-- PROBLEM TO SOLVE --
Return each line of the data below exactly, omitting any pictures.
[START OF DATASET CONTENT]
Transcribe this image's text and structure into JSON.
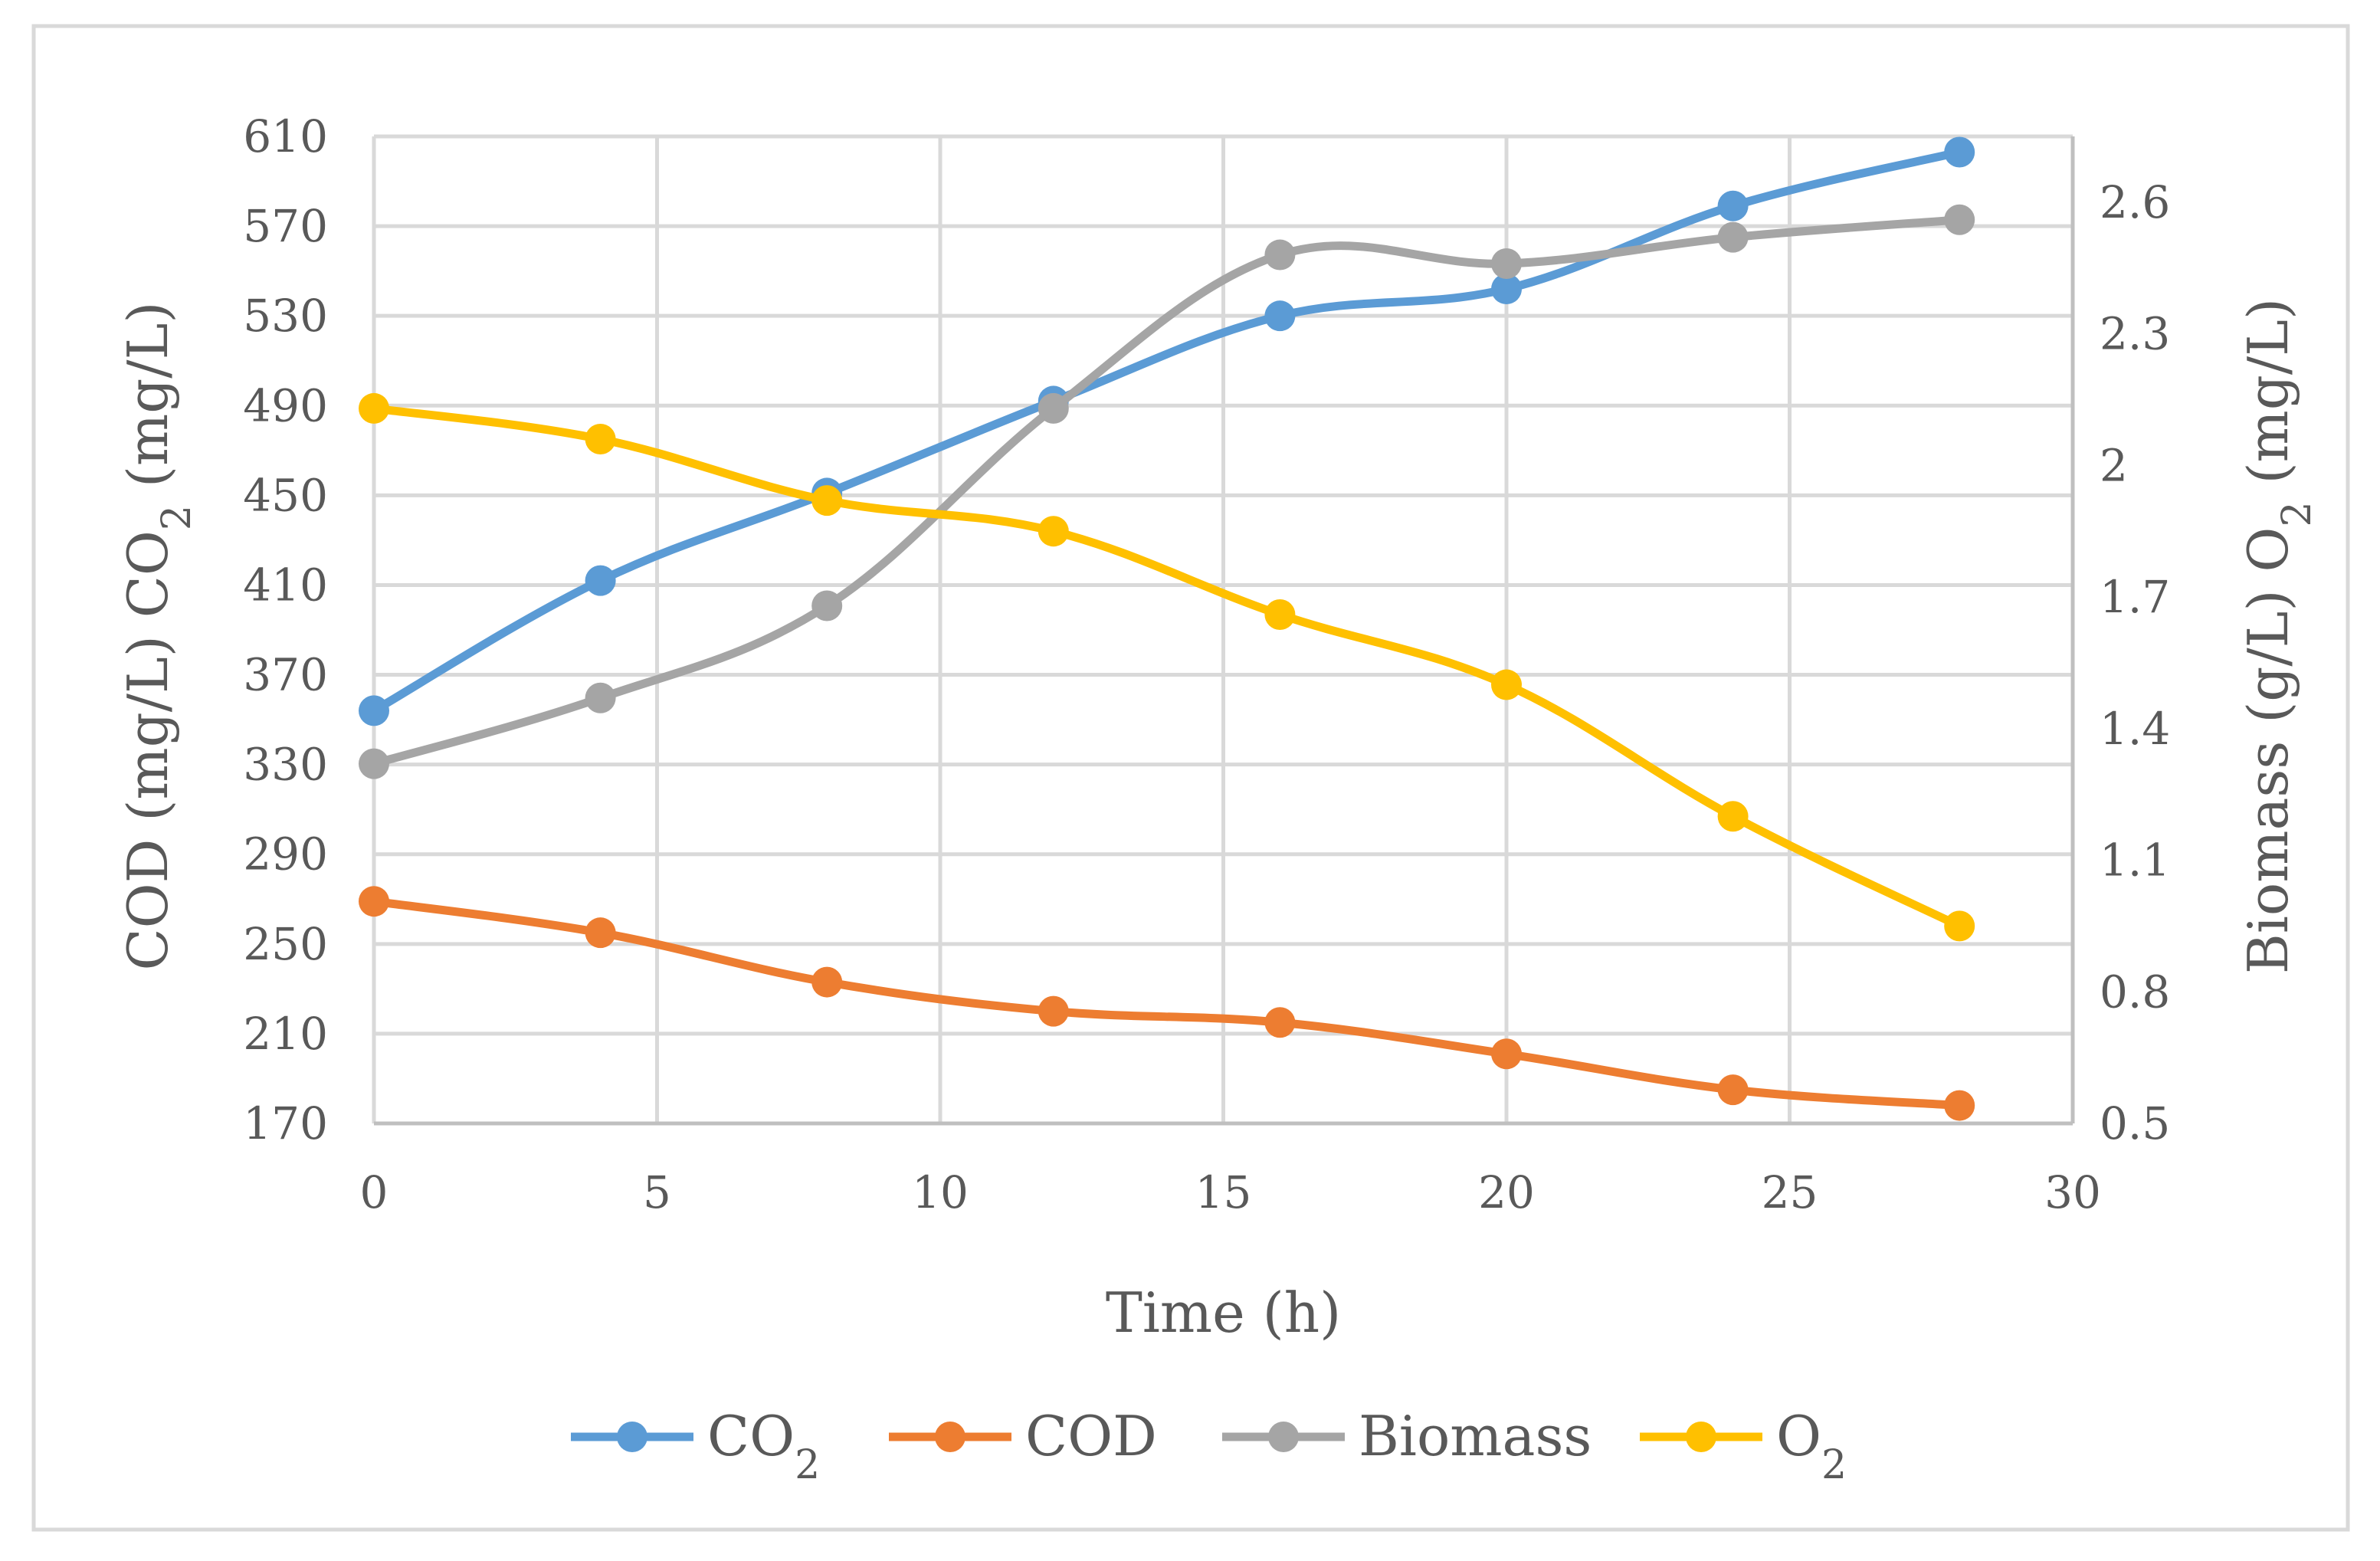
{
  "chart_data": {
    "type": "line",
    "title": "",
    "xlabel": "Time (h)",
    "ylabel_left": {
      "parts": [
        {
          "t": "COD (mg/L) CO"
        },
        {
          "t": "2",
          "sub": true
        },
        {
          "t": " (mg/L)"
        }
      ]
    },
    "ylabel_right": {
      "parts": [
        {
          "t": "Biomass (g/L) O"
        },
        {
          "t": "2",
          "sub": true
        },
        {
          "t": " (mg/L)"
        }
      ]
    },
    "x_ticks": [
      "0",
      "5",
      "10",
      "15",
      "20",
      "25",
      "30"
    ],
    "x_range": [
      0,
      30
    ],
    "y_left_ticks": [
      "170",
      "210",
      "250",
      "290",
      "330",
      "370",
      "410",
      "450",
      "490",
      "530",
      "570",
      "610"
    ],
    "y_left_range": [
      170,
      610
    ],
    "y_right_ticks": [
      "0.5",
      "0.8",
      "1.1",
      "1.4",
      "1.7",
      "2",
      "2.3",
      "2.6"
    ],
    "y_right_range": [
      0.5,
      2.75
    ],
    "grid": true,
    "legend_position": "bottom",
    "x": [
      0,
      4,
      8,
      12,
      16,
      20,
      24,
      28
    ],
    "series": [
      {
        "key": "co2",
        "name": "CO2",
        "legend_parts": [
          {
            "t": "CO"
          },
          {
            "t": "2",
            "sub": true
          }
        ],
        "axis": "left",
        "color": "#5b9bd5",
        "values": [
          354,
          412,
          451,
          492,
          530,
          542,
          579,
          603
        ]
      },
      {
        "key": "cod",
        "name": "COD",
        "legend_parts": [
          {
            "t": "COD"
          }
        ],
        "axis": "left",
        "color": "#ed7d31",
        "values": [
          269,
          255,
          233,
          220,
          215,
          201,
          185,
          178
        ]
      },
      {
        "key": "biomass",
        "name": "Biomass",
        "legend_parts": [
          {
            "t": "Biomass"
          }
        ],
        "axis": "right",
        "color": "#a5a5a5",
        "values": [
          1.32,
          1.47,
          1.68,
          2.13,
          2.48,
          2.46,
          2.52,
          2.56
        ]
      },
      {
        "key": "o2",
        "name": "O2",
        "legend_parts": [
          {
            "t": "O"
          },
          {
            "t": "2",
            "sub": true
          }
        ],
        "axis": "right",
        "color": "#ffc000",
        "values": [
          2.13,
          2.06,
          1.92,
          1.85,
          1.66,
          1.5,
          1.2,
          0.95
        ]
      }
    ]
  }
}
[END OF DATASET CONTENT]
-- TASK OUTPUT --
Transcribe this image's text and structure into JSON.
{
  "chart_data": {
    "type": "line",
    "title": "",
    "xlabel": "Time (h)",
    "ylabel_left": {
      "parts": [
        {
          "t": "COD (mg/L) CO"
        },
        {
          "t": "2",
          "sub": true
        },
        {
          "t": " (mg/L)"
        }
      ]
    },
    "ylabel_right": {
      "parts": [
        {
          "t": "Biomass (g/L) O"
        },
        {
          "t": "2",
          "sub": true
        },
        {
          "t": " (mg/L)"
        }
      ]
    },
    "x_ticks": [
      "0",
      "5",
      "10",
      "15",
      "20",
      "25",
      "30"
    ],
    "x_range": [
      0,
      30
    ],
    "y_left_ticks": [
      "170",
      "210",
      "250",
      "290",
      "330",
      "370",
      "410",
      "450",
      "490",
      "530",
      "570",
      "610"
    ],
    "y_left_range": [
      170,
      610
    ],
    "y_right_ticks": [
      "0.5",
      "0.8",
      "1.1",
      "1.4",
      "1.7",
      "2",
      "2.3",
      "2.6"
    ],
    "y_right_range": [
      0.5,
      2.75
    ],
    "grid": true,
    "legend_position": "bottom",
    "x": [
      0,
      4,
      8,
      12,
      16,
      20,
      24,
      28
    ],
    "series": [
      {
        "key": "co2",
        "name": "CO2",
        "legend_parts": [
          {
            "t": "CO"
          },
          {
            "t": "2",
            "sub": true
          }
        ],
        "axis": "left",
        "color": "#5b9bd5",
        "values": [
          354,
          412,
          451,
          492,
          530,
          542,
          579,
          603
        ]
      },
      {
        "key": "cod",
        "name": "COD",
        "legend_parts": [
          {
            "t": "COD"
          }
        ],
        "axis": "left",
        "color": "#ed7d31",
        "values": [
          269,
          255,
          233,
          220,
          215,
          201,
          185,
          178
        ]
      },
      {
        "key": "biomass",
        "name": "Biomass",
        "legend_parts": [
          {
            "t": "Biomass"
          }
        ],
        "axis": "right",
        "color": "#a5a5a5",
        "values": [
          1.32,
          1.47,
          1.68,
          2.13,
          2.48,
          2.46,
          2.52,
          2.56
        ]
      },
      {
        "key": "o2",
        "name": "O2",
        "legend_parts": [
          {
            "t": "O"
          },
          {
            "t": "2",
            "sub": true
          }
        ],
        "axis": "right",
        "color": "#ffc000",
        "values": [
          2.13,
          2.06,
          1.92,
          1.85,
          1.66,
          1.5,
          1.2,
          0.95
        ]
      }
    ]
  }
}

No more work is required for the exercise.